───── Extracted data ─────
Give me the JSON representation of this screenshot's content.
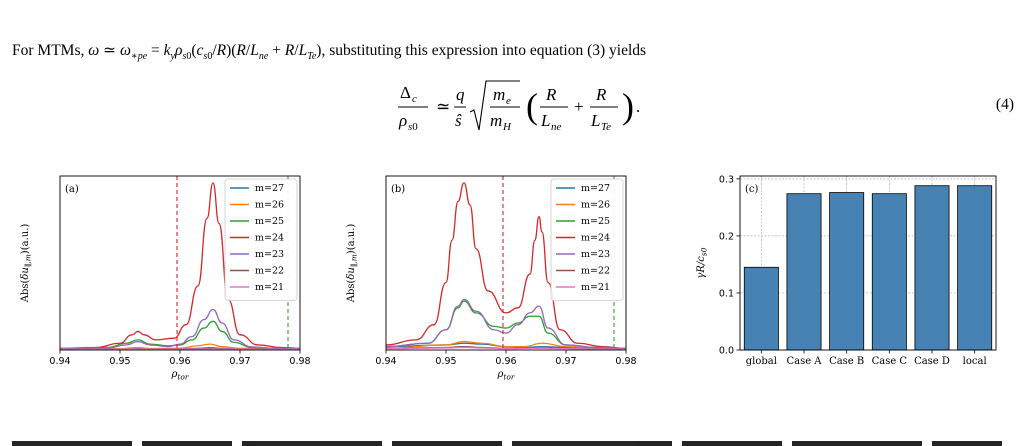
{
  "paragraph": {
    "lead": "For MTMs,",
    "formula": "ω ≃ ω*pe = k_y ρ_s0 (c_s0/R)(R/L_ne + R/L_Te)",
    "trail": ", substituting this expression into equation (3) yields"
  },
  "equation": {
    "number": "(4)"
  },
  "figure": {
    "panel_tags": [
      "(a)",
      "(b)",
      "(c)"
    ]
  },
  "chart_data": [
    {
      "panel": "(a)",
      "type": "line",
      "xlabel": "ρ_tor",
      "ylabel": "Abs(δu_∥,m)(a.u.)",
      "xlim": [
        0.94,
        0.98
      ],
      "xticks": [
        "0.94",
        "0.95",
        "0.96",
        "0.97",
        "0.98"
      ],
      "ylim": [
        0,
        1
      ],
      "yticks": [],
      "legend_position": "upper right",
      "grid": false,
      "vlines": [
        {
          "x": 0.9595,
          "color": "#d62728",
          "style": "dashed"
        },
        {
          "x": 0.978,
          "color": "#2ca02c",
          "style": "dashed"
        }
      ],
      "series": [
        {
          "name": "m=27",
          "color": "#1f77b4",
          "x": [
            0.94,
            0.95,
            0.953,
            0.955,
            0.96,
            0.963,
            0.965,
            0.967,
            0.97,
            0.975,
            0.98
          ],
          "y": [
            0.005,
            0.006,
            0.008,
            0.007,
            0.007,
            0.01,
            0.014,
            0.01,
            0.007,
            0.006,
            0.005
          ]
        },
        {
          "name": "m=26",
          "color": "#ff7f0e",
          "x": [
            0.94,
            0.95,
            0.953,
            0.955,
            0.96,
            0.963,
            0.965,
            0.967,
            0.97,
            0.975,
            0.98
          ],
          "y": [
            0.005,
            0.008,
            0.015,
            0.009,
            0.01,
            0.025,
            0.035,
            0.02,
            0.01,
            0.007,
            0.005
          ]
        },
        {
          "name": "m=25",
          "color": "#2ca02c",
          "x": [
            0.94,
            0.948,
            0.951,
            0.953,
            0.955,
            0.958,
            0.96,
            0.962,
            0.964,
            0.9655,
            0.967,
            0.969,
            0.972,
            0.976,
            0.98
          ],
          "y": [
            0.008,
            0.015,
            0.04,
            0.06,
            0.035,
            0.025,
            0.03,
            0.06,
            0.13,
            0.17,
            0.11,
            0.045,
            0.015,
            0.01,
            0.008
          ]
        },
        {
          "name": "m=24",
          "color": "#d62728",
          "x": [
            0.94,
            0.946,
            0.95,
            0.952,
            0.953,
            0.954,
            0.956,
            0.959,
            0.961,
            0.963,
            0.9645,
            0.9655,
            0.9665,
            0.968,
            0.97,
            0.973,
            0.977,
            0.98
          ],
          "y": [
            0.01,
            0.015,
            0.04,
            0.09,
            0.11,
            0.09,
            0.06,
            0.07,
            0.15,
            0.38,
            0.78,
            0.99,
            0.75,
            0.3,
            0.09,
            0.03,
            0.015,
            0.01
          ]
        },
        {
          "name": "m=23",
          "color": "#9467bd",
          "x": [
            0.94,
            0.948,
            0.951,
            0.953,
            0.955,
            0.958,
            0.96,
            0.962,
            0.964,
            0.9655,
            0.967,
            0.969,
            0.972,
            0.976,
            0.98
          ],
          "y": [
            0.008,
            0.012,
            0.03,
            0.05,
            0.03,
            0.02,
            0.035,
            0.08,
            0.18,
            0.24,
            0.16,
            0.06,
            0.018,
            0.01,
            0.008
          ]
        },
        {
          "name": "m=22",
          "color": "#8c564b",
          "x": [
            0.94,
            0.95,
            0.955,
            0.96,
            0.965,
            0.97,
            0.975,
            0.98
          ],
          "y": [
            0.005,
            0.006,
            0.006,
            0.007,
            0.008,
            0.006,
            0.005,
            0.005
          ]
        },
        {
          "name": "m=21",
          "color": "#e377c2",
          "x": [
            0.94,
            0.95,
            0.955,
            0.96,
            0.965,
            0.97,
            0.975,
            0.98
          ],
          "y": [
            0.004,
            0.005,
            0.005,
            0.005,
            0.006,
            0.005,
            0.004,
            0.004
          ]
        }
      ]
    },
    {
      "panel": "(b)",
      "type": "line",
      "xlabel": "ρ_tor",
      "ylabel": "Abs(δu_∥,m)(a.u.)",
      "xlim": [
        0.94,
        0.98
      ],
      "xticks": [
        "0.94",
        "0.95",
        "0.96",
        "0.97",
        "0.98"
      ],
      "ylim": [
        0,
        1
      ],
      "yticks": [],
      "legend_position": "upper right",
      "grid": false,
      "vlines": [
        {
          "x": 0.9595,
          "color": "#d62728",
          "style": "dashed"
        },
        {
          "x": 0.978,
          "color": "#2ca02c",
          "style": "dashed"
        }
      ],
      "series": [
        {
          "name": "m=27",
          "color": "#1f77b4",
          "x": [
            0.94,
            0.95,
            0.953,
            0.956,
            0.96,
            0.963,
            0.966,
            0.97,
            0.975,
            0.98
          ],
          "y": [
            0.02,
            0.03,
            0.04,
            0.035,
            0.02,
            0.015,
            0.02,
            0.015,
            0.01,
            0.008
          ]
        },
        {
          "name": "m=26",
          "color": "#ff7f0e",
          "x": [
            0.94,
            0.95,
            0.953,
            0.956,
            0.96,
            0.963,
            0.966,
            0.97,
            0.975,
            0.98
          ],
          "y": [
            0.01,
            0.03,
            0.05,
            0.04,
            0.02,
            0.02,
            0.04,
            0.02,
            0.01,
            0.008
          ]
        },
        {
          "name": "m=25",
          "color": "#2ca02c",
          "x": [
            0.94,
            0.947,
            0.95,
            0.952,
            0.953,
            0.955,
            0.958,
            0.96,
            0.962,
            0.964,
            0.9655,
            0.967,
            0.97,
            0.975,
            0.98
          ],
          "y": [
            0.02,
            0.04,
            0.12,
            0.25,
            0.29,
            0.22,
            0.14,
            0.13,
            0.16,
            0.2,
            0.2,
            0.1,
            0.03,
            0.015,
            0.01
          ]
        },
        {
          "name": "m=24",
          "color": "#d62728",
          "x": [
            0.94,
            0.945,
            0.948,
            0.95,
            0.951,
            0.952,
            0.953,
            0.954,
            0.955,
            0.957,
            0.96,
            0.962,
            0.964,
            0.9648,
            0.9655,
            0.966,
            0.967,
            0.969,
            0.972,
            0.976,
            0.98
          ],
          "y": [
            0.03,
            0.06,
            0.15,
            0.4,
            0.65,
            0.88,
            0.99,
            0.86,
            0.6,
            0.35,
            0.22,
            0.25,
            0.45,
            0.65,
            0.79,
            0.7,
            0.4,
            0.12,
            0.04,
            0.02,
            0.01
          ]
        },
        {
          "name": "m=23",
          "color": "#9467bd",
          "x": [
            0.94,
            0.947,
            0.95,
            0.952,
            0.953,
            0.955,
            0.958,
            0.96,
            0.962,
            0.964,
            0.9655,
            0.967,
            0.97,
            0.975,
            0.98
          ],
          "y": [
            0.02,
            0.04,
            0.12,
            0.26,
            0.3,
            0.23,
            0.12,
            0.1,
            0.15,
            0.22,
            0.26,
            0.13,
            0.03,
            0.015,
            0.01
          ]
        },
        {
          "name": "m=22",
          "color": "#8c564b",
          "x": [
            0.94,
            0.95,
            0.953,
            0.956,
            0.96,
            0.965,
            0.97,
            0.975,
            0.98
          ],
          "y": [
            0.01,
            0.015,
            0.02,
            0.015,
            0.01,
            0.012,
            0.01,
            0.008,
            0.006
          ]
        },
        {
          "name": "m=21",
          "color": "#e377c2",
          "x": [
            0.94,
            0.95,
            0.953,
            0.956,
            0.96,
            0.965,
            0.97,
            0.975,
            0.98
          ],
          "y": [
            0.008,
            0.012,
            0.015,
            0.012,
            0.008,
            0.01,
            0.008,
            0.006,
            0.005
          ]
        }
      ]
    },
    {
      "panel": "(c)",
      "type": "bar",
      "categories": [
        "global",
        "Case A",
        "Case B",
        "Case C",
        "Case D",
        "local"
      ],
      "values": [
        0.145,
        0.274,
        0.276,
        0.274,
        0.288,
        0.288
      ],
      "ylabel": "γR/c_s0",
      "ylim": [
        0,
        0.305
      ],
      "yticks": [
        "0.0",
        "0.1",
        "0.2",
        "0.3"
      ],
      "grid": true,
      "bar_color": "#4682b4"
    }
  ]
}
─────
Short exercise: Pick out the lines containing the word "this" and show them.

Finished answer:
Give me the JSON representation of this screenshot's content.
    "trail": ", substituting this expression into equation (3) yields"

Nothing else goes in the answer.